- _Stated problem_: Without the images, write out the whole listing exactly.

Collected data entries:
★ ★ ★

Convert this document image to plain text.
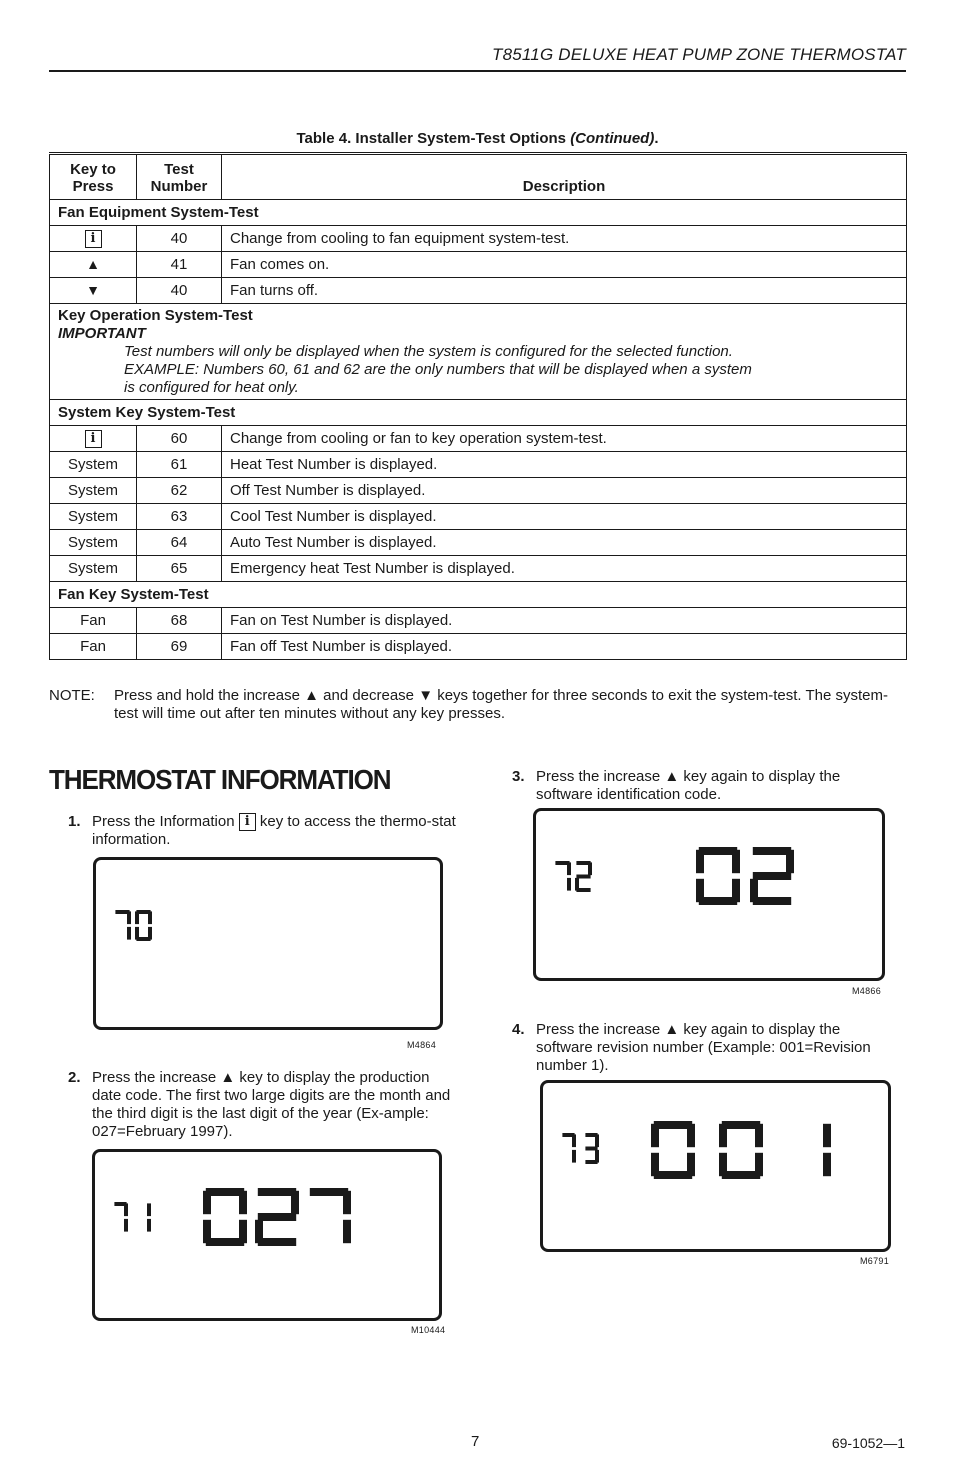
T8511G DELUXE HEAT PUMP ZONE THERMOSTAT
Table 4. Installer System-Test Options (Continued).
Key to Press	Test Number	Description
Fan Equipment System-Test		
i	40	Change from cooling to fan equipment system-test.
▲	41	Fan comes on.
▼	40	Fan turns off.

Key Operation System-Test
IMPORTANT
Test numbers will only be displayed when the system is configured for the selected function.
EXAMPLE: Numbers 60, 61 and 62 are the only numbers that will be displayed when a system
is configured for heat only.		

System Key System-Test		
i	60	Change from cooling or fan to key operation system-test.
System	61	Heat Test Number is displayed.
System	62	Off Test Number is displayed.
System	63	Cool Test Number is displayed.
System	64	Auto Test Number is displayed.
System	65	Emergency heat Test Number is displayed.
Fan Key System-Test		
Fan	68	Fan on Test Number is displayed.
Fan	69	Fan off Test Number is displayed.
NOTE: Press and hold the increase ▲ and decrease ▼ keys together for three seconds to exit the system-test. The system-test will time out after ten minutes without any key presses.
THERMOSTAT INFORMATION
1. Press the Information i key to access the thermo-stat information.
M4864
2. Press the increase ▲ key to display the production date code. The first two large digits are the month and the third digit is the last digit of the year (Ex-ample: 027=February 1997).
M10444
3. Press the increase ▲ key again to display the software identification code.
M4866
4. Press the increase ▲ key again to display the software revision number (Example: 001=Revision number 1).
M6791
7	69-1052—1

★ ★ ★

- _Response to the task_:
Convert this document image to plain text.
T8511G DELUXE HEAT PUMP ZONE THERMOSTAT
Table 4. Installer System-Test Options (Continued).
Key to Press	Test Number	Description
Fan Equipment System-Test		
i	40	Change from cooling to fan equipment system-test.
▲	41	Fan comes on.
▼	40	Fan turns off.

Key Operation System-Test
IMPORTANT
Test numbers will only be displayed when the system is configured for the selected function.
EXAMPLE: Numbers 60, 61 and 62 are the only numbers that will be displayed when a system
is configured for heat only.		

System Key System-Test		
i	60	Change from cooling or fan to key operation system-test.
System	61	Heat Test Number is displayed.
System	62	Off Test Number is displayed.
System	63	Cool Test Number is displayed.
System	64	Auto Test Number is displayed.
System	65	Emergency heat Test Number is displayed.
Fan Key System-Test		
Fan	68	Fan on Test Number is displayed.
Fan	69	Fan off Test Number is displayed.
NOTE: Press and hold the increase ▲ and decrease ▼ keys together for three seconds to exit the system-test. The system-test will time out after ten minutes without any key presses.
THERMOSTAT INFORMATION
1. Press the Information i key to access the thermo-stat information.
M4864
2. Press the increase ▲ key to display the production date code. The first two large digits are the month and the third digit is the last digit of the year (Ex-ample: 027=February 1997).
M10444
3. Press the increase ▲ key again to display the software identification code.
M4866
4. Press the increase ▲ key again to display the software revision number (Example: 001=Revision number 1).
M6791
7	69-1052—1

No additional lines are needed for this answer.